▸ **What this task involves**: Give an exact transcription of every line, dropping the images.

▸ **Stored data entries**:
%%
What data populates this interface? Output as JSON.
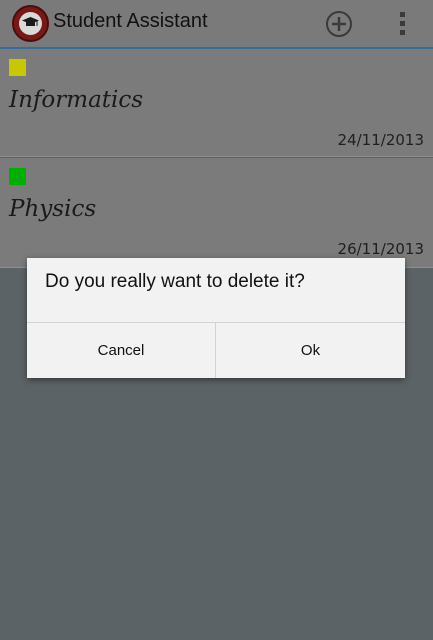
{
  "appbar": {
    "title": "Student Assistant",
    "app_icon": "graduation-cap-icon",
    "add_icon": "add-circle-icon",
    "overflow_icon": "more-vertical-icon"
  },
  "subjects": [
    {
      "name": "Informatics",
      "date": "24/11/2013",
      "color": "#c8c800"
    },
    {
      "name": "Physics",
      "date": "26/11/2013",
      "color": "#00b000"
    }
  ],
  "dialog": {
    "message": "Do you really want to delete it?",
    "cancel_label": "Cancel",
    "ok_label": "Ok"
  },
  "colors": {
    "accent_divider": "#2f6f9a",
    "app_icon_ring": "#7a1818"
  }
}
%%
▸ **Exercise output**:
What data populates this interface? Output as JSON.
{
  "appbar": {
    "title": "Student Assistant",
    "app_icon": "graduation-cap-icon",
    "add_icon": "add-circle-icon",
    "overflow_icon": "more-vertical-icon"
  },
  "subjects": [
    {
      "name": "Informatics",
      "date": "24/11/2013",
      "color": "#c8c800"
    },
    {
      "name": "Physics",
      "date": "26/11/2013",
      "color": "#00b000"
    }
  ],
  "dialog": {
    "message": "Do you really want to delete it?",
    "cancel_label": "Cancel",
    "ok_label": "Ok"
  },
  "colors": {
    "accent_divider": "#2f6f9a",
    "app_icon_ring": "#7a1818"
  }
}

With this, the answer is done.